Given records:
— begin —
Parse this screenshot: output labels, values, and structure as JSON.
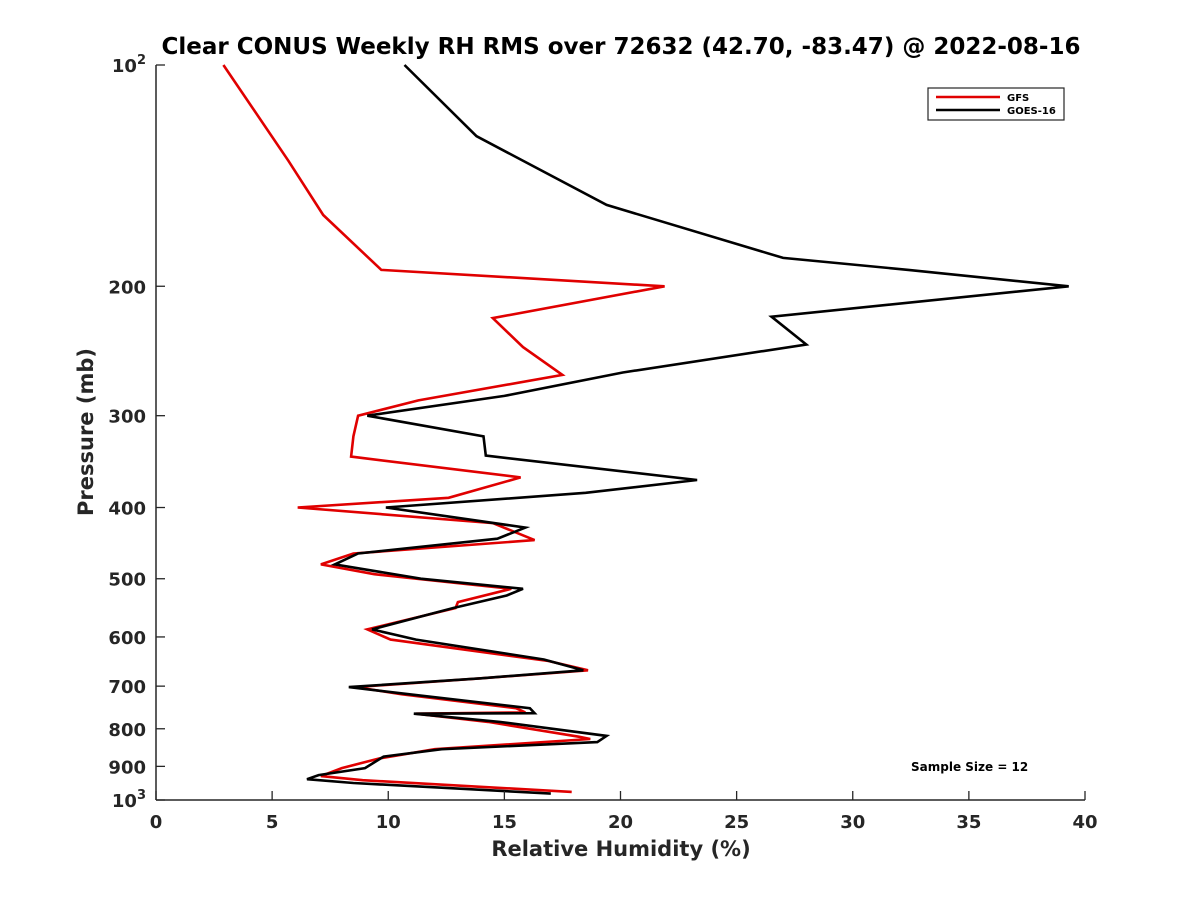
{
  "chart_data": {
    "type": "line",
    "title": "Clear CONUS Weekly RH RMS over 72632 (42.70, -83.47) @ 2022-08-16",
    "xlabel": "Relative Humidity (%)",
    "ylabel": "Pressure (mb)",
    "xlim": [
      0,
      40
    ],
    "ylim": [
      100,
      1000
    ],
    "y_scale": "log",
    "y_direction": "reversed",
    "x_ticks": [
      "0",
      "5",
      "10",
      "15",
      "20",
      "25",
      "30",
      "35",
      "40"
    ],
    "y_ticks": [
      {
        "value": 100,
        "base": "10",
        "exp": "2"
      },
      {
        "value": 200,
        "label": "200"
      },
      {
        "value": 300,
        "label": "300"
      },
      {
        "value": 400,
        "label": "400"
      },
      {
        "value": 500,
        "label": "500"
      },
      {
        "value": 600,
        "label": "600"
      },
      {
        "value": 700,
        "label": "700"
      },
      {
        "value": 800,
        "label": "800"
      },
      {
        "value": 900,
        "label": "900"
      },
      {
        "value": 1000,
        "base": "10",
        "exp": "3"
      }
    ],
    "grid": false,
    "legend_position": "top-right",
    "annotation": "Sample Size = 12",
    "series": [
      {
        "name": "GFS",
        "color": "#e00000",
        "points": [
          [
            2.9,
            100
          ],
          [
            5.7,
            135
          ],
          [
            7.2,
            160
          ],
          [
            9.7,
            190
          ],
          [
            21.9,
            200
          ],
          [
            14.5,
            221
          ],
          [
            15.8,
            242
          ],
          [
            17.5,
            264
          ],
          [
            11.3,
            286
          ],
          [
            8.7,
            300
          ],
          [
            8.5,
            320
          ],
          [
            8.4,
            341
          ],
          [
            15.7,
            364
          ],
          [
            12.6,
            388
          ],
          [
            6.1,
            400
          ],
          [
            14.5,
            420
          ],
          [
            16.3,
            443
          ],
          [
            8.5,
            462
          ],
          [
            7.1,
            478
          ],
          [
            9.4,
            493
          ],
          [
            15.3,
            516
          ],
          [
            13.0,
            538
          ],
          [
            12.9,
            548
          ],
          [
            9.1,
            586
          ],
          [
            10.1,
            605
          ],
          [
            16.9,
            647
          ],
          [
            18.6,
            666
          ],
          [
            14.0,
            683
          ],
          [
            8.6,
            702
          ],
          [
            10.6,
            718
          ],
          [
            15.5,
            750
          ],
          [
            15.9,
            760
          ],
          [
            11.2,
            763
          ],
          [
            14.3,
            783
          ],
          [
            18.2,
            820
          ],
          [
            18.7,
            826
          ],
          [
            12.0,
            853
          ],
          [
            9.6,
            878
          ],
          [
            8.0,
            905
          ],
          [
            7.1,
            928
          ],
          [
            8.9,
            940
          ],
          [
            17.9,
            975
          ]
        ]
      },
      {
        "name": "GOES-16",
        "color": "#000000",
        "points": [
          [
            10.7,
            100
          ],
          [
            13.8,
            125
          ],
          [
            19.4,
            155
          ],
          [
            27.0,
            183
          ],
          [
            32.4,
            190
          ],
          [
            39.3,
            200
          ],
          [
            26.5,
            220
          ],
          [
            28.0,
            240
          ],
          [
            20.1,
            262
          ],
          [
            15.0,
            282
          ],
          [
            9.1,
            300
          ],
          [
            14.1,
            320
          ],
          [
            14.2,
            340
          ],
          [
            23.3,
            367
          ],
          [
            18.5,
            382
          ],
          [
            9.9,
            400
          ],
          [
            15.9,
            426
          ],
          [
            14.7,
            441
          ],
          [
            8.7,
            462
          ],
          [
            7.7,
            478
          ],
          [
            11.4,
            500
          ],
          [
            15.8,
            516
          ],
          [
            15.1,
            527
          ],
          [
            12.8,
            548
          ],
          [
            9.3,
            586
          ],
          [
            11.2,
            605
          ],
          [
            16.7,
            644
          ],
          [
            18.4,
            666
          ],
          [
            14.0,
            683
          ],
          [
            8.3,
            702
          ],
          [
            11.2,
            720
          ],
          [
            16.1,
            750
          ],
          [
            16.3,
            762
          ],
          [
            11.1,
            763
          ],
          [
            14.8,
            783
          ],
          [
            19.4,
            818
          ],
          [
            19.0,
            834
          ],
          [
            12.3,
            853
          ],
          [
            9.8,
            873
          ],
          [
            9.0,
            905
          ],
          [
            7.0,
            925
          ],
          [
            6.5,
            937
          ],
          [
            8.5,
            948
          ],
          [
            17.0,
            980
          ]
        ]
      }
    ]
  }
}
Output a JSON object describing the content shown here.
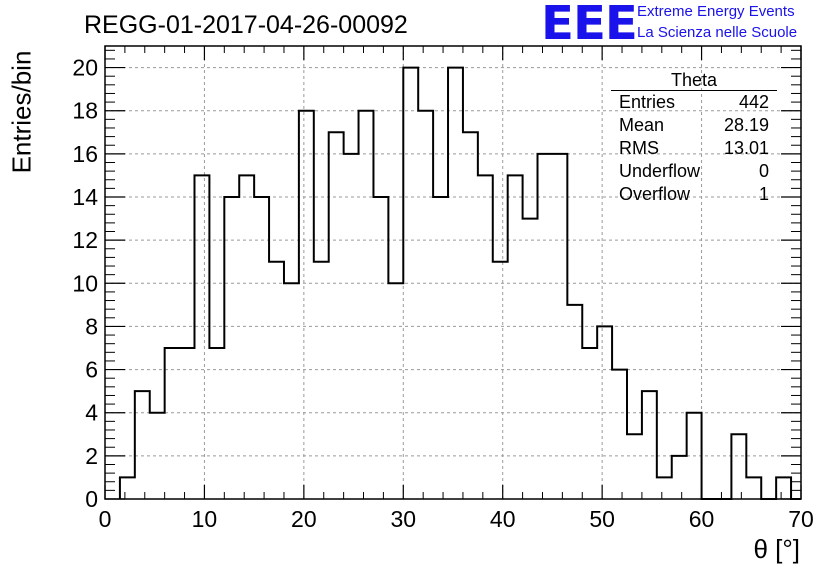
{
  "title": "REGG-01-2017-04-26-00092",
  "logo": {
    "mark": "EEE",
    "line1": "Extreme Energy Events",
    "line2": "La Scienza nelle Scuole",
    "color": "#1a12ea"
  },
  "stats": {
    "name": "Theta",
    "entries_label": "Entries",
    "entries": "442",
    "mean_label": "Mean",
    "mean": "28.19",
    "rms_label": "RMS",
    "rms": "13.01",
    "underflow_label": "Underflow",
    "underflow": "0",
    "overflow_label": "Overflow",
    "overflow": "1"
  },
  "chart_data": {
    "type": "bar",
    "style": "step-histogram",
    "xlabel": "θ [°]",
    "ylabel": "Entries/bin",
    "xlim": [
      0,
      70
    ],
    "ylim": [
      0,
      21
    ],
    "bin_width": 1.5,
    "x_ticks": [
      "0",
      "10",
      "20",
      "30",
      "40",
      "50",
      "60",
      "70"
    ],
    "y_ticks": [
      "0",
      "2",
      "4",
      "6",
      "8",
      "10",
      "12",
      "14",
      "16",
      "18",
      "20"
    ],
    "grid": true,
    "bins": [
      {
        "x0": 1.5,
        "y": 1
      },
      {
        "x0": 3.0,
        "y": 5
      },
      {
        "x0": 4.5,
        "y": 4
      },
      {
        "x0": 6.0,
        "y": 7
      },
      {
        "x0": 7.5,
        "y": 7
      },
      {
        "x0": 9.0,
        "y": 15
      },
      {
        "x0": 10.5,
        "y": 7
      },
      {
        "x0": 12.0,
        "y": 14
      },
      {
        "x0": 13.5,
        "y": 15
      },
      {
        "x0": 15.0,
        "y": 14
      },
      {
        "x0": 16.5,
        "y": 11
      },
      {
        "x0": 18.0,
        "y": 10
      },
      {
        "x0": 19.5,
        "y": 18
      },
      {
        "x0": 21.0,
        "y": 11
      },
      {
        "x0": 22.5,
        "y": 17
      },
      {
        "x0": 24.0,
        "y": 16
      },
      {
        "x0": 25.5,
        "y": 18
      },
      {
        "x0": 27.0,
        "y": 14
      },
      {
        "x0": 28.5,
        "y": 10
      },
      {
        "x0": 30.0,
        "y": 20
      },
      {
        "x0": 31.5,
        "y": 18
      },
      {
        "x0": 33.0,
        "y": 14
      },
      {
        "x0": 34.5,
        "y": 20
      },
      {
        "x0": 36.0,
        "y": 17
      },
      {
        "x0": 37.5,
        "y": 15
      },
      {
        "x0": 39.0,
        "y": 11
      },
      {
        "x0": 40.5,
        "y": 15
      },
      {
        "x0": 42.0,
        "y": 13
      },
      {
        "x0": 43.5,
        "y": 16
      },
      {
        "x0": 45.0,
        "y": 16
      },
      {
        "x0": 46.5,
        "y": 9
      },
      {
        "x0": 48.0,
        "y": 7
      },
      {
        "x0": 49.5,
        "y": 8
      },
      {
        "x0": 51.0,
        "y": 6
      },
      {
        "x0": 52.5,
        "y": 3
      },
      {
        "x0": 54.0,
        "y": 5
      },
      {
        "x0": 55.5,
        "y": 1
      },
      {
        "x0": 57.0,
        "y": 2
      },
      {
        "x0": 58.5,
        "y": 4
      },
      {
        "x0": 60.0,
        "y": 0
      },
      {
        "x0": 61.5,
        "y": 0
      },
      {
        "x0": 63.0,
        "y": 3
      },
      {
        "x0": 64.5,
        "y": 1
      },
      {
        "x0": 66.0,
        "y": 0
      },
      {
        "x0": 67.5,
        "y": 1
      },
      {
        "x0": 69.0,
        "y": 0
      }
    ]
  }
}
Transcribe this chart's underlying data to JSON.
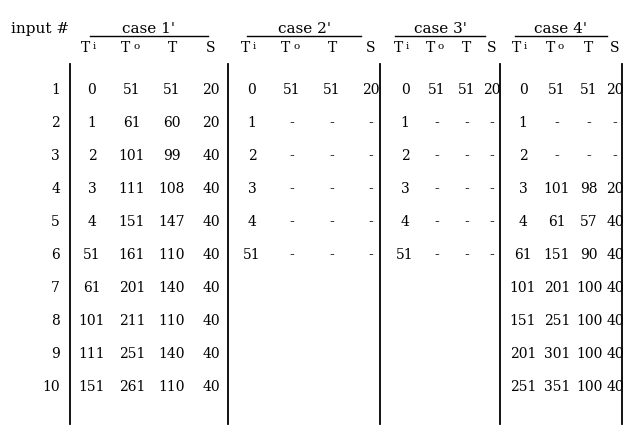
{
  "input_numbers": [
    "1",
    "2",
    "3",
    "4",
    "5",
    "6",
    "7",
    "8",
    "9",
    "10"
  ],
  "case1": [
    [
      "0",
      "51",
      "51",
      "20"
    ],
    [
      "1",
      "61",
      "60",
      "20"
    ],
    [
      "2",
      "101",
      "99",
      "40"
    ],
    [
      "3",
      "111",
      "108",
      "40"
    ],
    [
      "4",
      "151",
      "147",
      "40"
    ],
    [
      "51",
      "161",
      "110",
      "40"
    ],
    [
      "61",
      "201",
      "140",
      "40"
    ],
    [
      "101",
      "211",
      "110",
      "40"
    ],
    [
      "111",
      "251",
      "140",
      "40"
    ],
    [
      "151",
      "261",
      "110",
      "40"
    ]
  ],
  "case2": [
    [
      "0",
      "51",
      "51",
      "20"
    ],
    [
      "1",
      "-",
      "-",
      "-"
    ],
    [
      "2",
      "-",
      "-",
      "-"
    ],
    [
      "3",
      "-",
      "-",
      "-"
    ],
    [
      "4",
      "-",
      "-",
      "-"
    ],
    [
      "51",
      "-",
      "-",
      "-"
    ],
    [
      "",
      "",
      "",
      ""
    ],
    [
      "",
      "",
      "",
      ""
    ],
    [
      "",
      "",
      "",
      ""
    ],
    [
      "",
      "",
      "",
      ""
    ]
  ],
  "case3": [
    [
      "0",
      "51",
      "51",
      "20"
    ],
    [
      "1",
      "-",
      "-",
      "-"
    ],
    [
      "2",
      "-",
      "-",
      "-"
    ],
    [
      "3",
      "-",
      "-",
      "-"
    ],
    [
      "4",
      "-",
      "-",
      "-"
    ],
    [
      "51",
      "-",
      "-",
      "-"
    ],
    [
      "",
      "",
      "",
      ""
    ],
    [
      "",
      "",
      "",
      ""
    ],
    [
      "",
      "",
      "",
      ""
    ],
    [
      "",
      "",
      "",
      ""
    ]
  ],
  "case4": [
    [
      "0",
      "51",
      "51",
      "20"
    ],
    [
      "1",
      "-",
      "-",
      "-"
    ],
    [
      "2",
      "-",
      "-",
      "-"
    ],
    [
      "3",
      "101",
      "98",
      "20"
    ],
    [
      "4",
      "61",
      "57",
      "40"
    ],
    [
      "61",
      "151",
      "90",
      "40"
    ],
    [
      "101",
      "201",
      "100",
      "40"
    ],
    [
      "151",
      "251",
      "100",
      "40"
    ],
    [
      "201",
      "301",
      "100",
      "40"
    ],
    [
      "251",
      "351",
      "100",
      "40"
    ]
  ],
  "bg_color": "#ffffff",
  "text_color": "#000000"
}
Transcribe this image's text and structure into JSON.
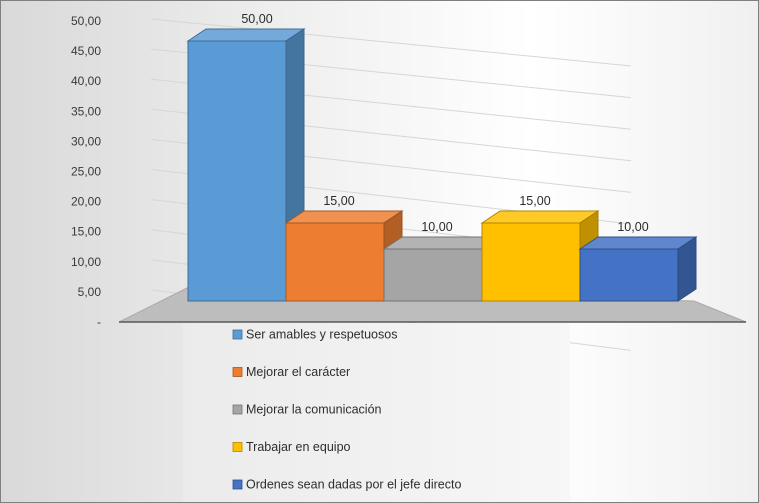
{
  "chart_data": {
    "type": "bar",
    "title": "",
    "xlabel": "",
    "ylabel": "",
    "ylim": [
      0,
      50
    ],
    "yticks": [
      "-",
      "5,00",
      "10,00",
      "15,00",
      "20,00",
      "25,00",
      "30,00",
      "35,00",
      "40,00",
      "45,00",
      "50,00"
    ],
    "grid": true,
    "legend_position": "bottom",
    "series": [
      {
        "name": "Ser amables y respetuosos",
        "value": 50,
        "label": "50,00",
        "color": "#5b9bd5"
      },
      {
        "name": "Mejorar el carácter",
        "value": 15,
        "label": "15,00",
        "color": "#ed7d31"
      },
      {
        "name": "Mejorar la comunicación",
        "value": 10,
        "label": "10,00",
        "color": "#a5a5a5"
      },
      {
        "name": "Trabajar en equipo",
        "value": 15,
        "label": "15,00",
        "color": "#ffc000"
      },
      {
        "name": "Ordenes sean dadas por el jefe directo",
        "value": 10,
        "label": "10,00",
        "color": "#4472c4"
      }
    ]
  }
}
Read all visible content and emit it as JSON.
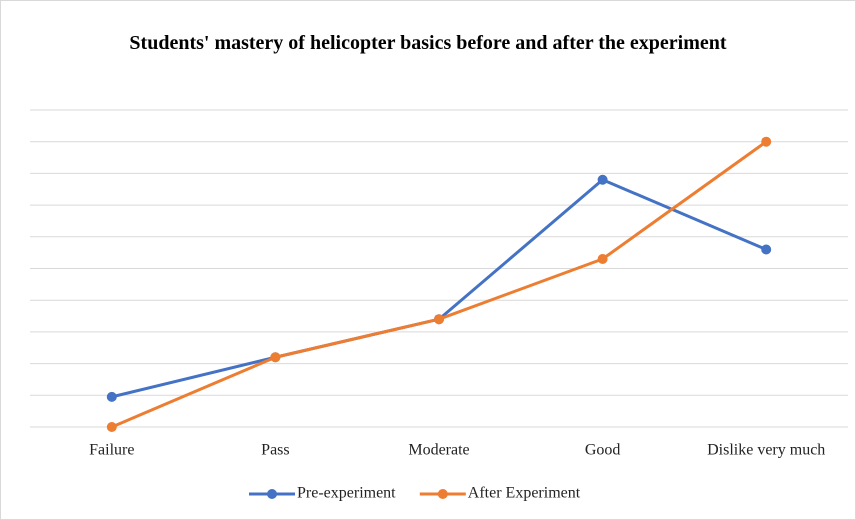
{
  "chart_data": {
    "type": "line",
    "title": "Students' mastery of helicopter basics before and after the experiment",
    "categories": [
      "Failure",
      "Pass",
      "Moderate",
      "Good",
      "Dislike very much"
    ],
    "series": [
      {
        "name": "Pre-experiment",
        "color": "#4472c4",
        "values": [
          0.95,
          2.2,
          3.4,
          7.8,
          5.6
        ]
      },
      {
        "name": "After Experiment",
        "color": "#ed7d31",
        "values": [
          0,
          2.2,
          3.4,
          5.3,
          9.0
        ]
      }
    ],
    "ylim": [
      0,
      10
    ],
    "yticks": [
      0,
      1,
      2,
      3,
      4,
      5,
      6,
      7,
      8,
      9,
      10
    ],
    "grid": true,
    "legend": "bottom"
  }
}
— end —
Quote, without alteration, the lines running from the line containing "Read all visible content and emit it as JSON." to the last line of the entries, and include no pictures.

Exercise output:
Read all visible content and emit it as JSON.
{
  "chart_data": {
    "type": "line",
    "title": "Students' mastery of helicopter basics before and after the experiment",
    "categories": [
      "Failure",
      "Pass",
      "Moderate",
      "Good",
      "Dislike very much"
    ],
    "series": [
      {
        "name": "Pre-experiment",
        "color": "#4472c4",
        "values": [
          0.95,
          2.2,
          3.4,
          7.8,
          5.6
        ]
      },
      {
        "name": "After Experiment",
        "color": "#ed7d31",
        "values": [
          0,
          2.2,
          3.4,
          5.3,
          9.0
        ]
      }
    ],
    "ylim": [
      0,
      10
    ],
    "yticks": [
      0,
      1,
      2,
      3,
      4,
      5,
      6,
      7,
      8,
      9,
      10
    ],
    "grid": true,
    "legend": "bottom"
  }
}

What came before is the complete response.